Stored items
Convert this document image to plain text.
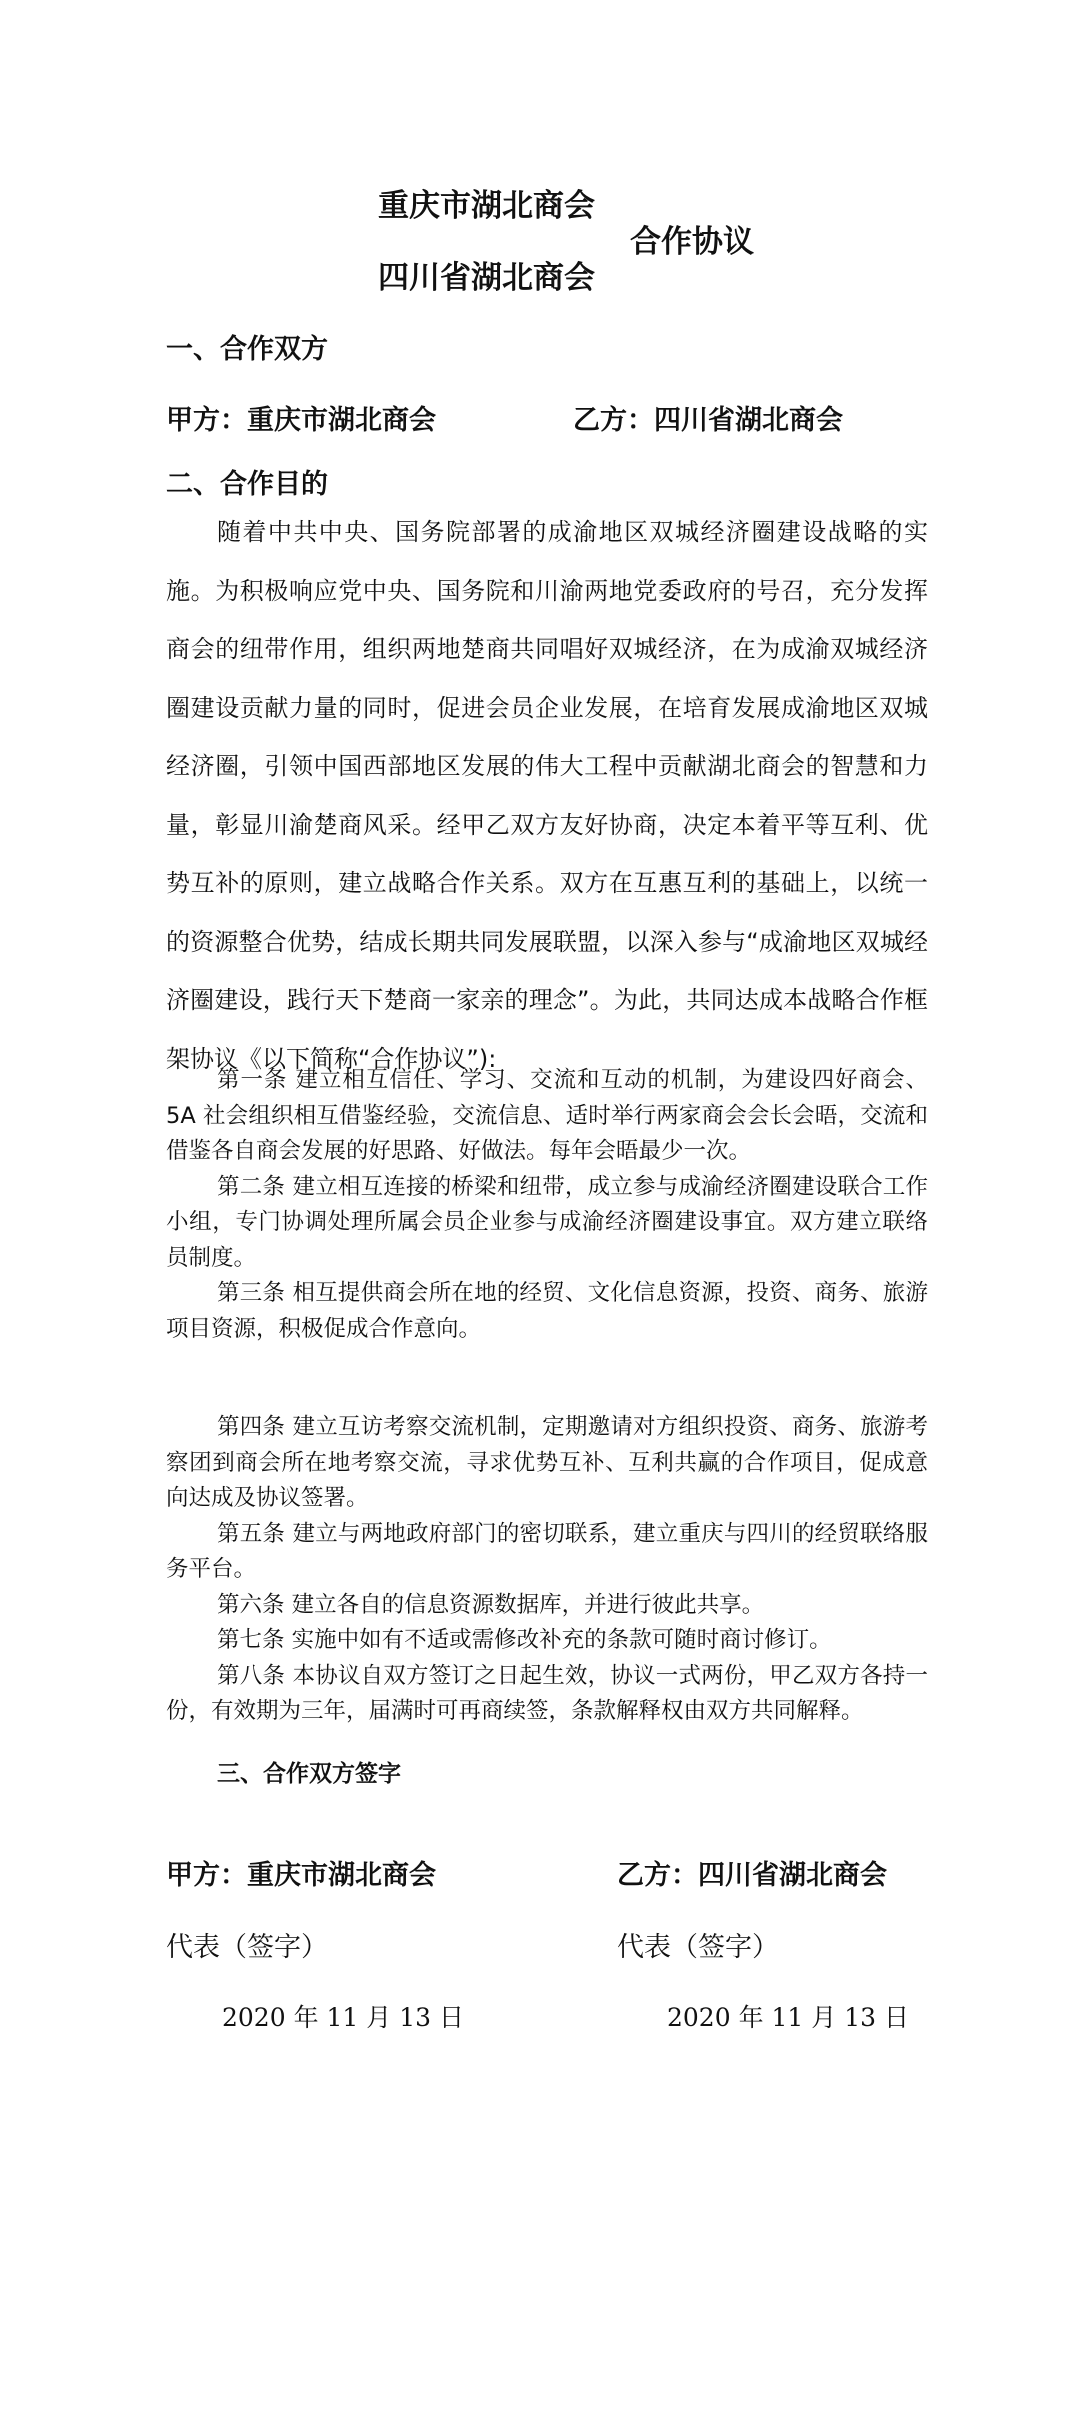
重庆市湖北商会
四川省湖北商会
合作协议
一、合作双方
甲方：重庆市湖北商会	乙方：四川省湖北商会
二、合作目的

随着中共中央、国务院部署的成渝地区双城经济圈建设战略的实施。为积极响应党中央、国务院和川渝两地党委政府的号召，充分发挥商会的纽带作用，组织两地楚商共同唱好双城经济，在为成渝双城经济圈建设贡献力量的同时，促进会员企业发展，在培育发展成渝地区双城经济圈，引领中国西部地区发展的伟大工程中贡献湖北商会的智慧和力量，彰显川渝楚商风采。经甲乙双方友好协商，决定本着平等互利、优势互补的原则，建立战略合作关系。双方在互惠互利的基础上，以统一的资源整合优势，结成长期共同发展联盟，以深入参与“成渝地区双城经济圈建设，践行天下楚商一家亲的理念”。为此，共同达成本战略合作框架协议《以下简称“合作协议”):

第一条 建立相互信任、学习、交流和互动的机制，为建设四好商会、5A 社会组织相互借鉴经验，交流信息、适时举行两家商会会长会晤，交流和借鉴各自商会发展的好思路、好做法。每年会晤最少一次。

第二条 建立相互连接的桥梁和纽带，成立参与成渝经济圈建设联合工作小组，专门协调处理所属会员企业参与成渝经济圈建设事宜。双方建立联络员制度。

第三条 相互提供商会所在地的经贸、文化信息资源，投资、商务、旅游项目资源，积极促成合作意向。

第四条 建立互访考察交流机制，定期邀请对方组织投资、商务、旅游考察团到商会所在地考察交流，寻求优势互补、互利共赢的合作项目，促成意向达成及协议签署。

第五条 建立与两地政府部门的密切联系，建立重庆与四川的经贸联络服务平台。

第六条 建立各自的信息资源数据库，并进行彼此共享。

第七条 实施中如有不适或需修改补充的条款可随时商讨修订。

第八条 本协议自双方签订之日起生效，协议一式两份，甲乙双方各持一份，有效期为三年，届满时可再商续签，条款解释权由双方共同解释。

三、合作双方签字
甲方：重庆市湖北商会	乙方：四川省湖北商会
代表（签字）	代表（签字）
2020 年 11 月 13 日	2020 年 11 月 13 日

...

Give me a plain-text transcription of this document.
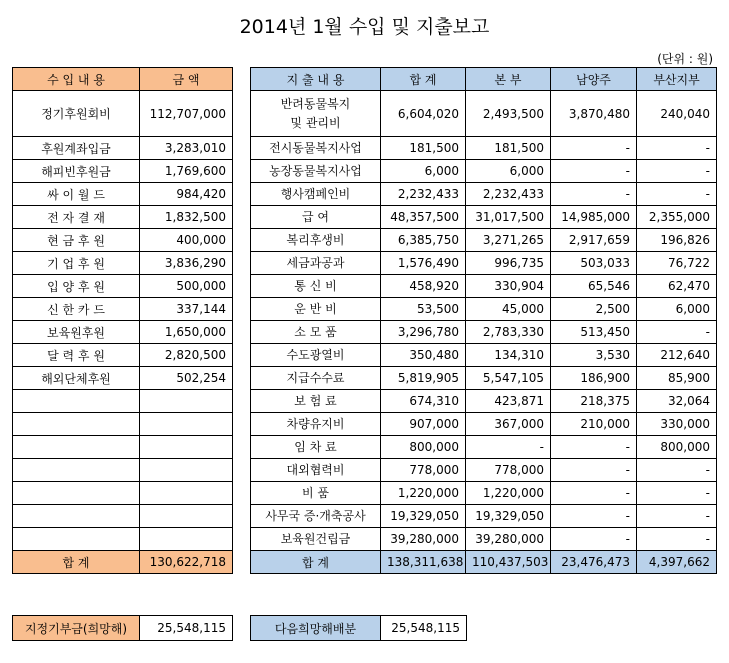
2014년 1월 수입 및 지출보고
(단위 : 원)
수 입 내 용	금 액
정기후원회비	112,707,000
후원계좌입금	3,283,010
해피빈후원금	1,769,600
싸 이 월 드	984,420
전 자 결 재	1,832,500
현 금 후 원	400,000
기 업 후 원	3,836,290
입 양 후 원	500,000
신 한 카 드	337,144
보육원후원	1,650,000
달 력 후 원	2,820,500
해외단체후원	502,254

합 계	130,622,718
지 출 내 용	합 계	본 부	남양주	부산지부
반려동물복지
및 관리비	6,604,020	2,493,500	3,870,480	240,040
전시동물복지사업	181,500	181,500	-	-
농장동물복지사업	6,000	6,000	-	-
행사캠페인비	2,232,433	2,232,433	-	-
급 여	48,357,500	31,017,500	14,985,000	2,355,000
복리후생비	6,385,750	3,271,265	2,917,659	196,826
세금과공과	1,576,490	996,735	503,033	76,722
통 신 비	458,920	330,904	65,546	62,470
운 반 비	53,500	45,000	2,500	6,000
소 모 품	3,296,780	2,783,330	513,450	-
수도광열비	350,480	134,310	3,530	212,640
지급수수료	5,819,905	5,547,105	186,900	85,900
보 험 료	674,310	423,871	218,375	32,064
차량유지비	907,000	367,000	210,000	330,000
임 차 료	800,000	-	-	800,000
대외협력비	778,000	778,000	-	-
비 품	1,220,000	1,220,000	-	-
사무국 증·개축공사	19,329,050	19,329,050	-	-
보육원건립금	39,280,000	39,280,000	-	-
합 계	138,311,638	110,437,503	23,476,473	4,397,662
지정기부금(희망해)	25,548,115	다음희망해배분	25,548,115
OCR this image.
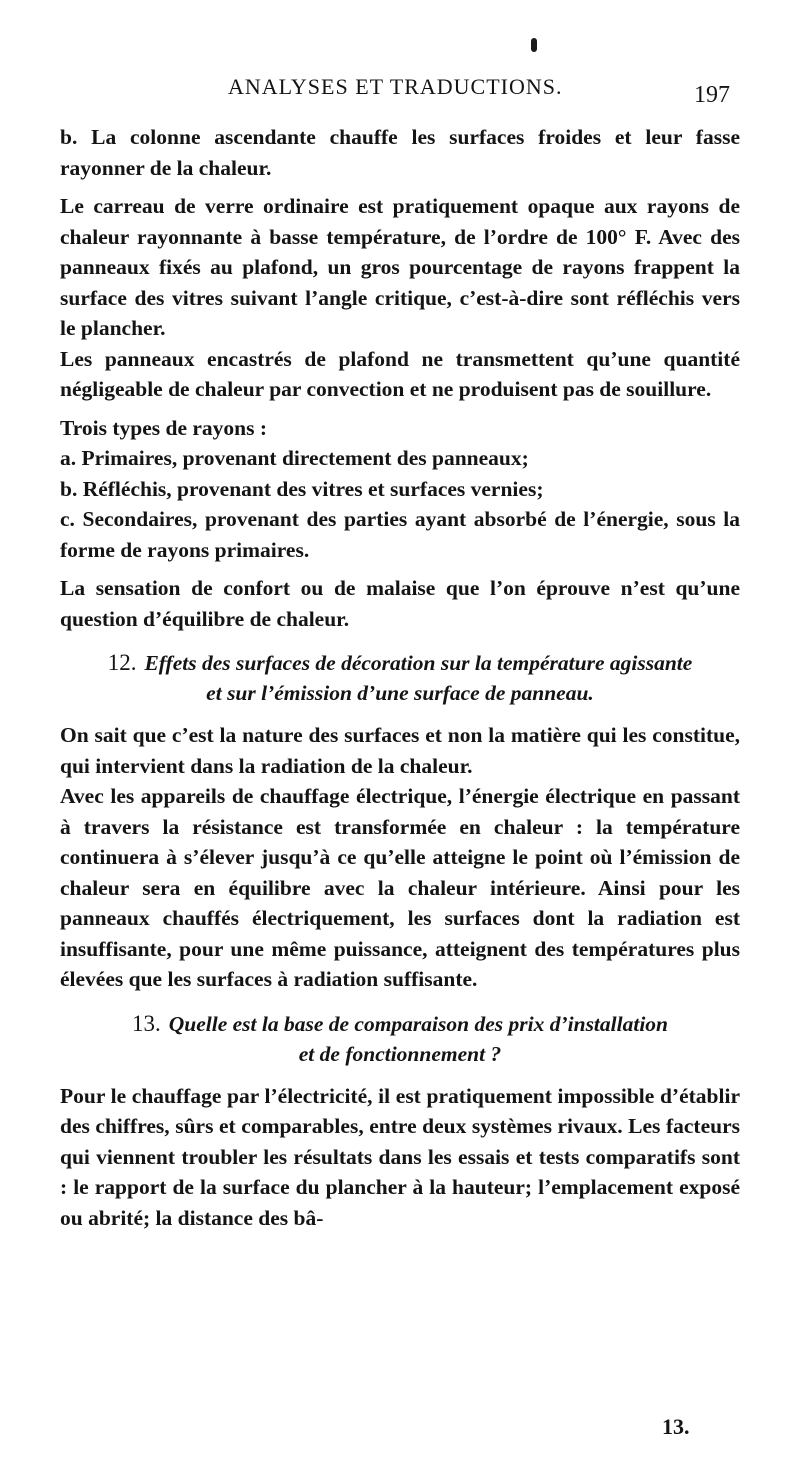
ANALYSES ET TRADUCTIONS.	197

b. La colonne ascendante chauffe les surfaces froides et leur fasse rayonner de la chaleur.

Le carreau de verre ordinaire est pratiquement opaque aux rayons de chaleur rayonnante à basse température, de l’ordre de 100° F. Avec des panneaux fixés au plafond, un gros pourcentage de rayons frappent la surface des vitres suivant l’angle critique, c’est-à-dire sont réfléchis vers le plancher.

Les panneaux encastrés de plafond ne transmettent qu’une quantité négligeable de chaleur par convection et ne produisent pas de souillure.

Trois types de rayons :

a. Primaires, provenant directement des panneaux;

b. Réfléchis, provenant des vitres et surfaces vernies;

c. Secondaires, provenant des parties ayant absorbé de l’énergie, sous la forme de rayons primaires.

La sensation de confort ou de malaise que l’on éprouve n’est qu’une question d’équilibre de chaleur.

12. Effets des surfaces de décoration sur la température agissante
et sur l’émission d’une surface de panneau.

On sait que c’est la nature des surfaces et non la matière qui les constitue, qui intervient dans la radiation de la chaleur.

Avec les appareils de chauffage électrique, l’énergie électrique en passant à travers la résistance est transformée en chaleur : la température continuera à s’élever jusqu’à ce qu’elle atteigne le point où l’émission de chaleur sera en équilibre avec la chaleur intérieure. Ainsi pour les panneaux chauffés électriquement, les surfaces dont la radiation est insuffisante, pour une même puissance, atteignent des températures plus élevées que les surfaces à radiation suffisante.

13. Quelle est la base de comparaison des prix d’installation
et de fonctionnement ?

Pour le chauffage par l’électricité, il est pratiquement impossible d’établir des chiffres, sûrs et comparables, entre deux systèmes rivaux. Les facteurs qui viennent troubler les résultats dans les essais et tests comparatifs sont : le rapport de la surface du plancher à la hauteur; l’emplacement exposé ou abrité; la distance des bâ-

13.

Task statement: Report how many lines of the entries hold the string "document". Provide the number alone.

Right answer: 2